┌─ Dataset extract
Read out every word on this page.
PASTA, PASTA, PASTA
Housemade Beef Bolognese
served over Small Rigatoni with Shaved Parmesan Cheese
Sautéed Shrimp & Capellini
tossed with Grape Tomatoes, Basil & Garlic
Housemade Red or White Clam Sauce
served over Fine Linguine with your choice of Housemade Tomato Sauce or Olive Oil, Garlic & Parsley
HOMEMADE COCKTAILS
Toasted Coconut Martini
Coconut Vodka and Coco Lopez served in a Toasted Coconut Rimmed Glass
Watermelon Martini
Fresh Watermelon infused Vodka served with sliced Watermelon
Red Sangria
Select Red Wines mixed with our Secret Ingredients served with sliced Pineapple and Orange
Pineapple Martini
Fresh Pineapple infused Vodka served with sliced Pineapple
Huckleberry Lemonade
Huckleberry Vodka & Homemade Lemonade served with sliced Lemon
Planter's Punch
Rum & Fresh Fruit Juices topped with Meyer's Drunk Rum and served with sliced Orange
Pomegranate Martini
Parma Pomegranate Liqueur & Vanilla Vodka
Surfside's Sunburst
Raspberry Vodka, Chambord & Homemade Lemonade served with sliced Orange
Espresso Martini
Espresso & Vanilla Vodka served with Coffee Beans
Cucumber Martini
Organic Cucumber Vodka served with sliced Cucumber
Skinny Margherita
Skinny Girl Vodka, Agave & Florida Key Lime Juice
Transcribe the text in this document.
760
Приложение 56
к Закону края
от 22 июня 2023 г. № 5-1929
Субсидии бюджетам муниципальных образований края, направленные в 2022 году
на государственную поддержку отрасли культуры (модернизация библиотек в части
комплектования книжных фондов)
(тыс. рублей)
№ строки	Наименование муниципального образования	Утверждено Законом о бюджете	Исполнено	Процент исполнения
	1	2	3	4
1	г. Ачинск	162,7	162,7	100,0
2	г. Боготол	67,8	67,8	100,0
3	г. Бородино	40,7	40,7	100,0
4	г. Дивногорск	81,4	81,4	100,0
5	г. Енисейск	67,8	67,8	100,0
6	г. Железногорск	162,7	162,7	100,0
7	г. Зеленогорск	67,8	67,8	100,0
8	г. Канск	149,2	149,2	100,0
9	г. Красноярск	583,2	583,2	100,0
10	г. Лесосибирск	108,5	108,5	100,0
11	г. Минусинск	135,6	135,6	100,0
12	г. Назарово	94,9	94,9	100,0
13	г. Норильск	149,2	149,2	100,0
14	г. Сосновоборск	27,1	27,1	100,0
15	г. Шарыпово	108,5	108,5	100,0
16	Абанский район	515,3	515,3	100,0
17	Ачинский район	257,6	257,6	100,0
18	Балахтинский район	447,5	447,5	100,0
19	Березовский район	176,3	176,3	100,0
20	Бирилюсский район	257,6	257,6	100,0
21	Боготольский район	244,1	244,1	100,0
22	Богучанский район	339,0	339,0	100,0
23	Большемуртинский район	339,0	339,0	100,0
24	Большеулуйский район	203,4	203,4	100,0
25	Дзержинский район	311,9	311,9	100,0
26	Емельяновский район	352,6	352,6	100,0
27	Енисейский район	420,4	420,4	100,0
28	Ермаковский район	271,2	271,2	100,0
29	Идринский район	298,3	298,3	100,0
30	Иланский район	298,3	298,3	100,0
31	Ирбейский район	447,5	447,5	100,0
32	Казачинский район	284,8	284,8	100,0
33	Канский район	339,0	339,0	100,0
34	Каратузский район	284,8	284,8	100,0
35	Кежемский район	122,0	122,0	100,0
└─
**Problem to solve**. Reproduce the material above without altering a single character.

**Expected answer**.
Read out every word on this page.
PASTA, PASTA, PASTA
Housemade Beef Bolognese
served over Small Rigatoni with Shaved Parmesan Cheese
Sautéed Shrimp & Capellini
tossed with Grape Tomatoes, Basil & Garlic
Housemade Red or White Clam Sauce
served over Fine Linguine with your choice of Housemade Tomato Sauce or Olive Oil, Garlic & Parsley
HOMEMADE COCKTAILS
Toasted Coconut Martini
Coconut Vodka and Coco Lopez served in a Toasted Coconut Rimmed Glass
Watermelon Martini
Fresh Watermelon infused Vodka served with sliced Watermelon
Red Sangria
Select Red Wines mixed with our Secret Ingredients served with sliced Pineapple and Orange
Pineapple Martini
Fresh Pineapple infused Vodka served with sliced Pineapple
Huckleberry Lemonade
Huckleberry Vodka & Homemade Lemonade served with sliced Lemon
Planter's Punch
Rum & Fresh Fruit Juices topped with Meyer's Drunk Rum and served with sliced Orange
Pomegranate Martini
Parma Pomegranate Liqueur & Vanilla Vodka
Surfside's Sunburst
Raspberry Vodka, Chambord & Homemade Lemonade served with sliced Orange
Espresso Martini
Espresso & Vanilla Vodka served with Coffee Beans
Cucumber Martini
Organic Cucumber Vodka served with sliced Cucumber
Skinny Margherita
Skinny Girl Vodka, Agave & Florida Key Lime Juice
Transcribe the text in this document.
760
Приложение 56
к Закону края
от 22 июня 2023 г. № 5-1929
Субсидии бюджетам муниципальных образований края, направленные в 2022 году
на государственную поддержку отрасли культуры (модернизация библиотек в части
комплектования книжных фондов)
(тыс. рублей)
№ строки	Наименование муниципального образования	Утверждено Законом о бюджете	Исполнено	Процент исполнения
	1	2	3	4
1	г. Ачинск	162,7	162,7	100,0
2	г. Боготол	67,8	67,8	100,0
3	г. Бородино	40,7	40,7	100,0
4	г. Дивногорск	81,4	81,4	100,0
5	г. Енисейск	67,8	67,8	100,0
6	г. Железногорск	162,7	162,7	100,0
7	г. Зеленогорск	67,8	67,8	100,0
8	г. Канск	149,2	149,2	100,0
9	г. Красноярск	583,2	583,2	100,0
10	г. Лесосибирск	108,5	108,5	100,0
11	г. Минусинск	135,6	135,6	100,0
12	г. Назарово	94,9	94,9	100,0
13	г. Норильск	149,2	149,2	100,0
14	г. Сосновоборск	27,1	27,1	100,0
15	г. Шарыпово	108,5	108,5	100,0
16	Абанский район	515,3	515,3	100,0
17	Ачинский район	257,6	257,6	100,0
18	Балахтинский район	447,5	447,5	100,0
19	Березовский район	176,3	176,3	100,0
20	Бирилюсский район	257,6	257,6	100,0
21	Боготольский район	244,1	244,1	100,0
22	Богучанский район	339,0	339,0	100,0
23	Большемуртинский район	339,0	339,0	100,0
24	Большеулуйский район	203,4	203,4	100,0
25	Дзержинский район	311,9	311,9	100,0
26	Емельяновский район	352,6	352,6	100,0
27	Енисейский район	420,4	420,4	100,0
28	Ермаковский район	271,2	271,2	100,0
29	Идринский район	298,3	298,3	100,0
30	Иланский район	298,3	298,3	100,0
31	Ирбейский район	447,5	447,5	100,0
32	Казачинский район	284,8	284,8	100,0
33	Канский район	339,0	339,0	100,0
34	Каратузский район	284,8	284,8	100,0
35	Кежемский район	122,0	122,0	100,0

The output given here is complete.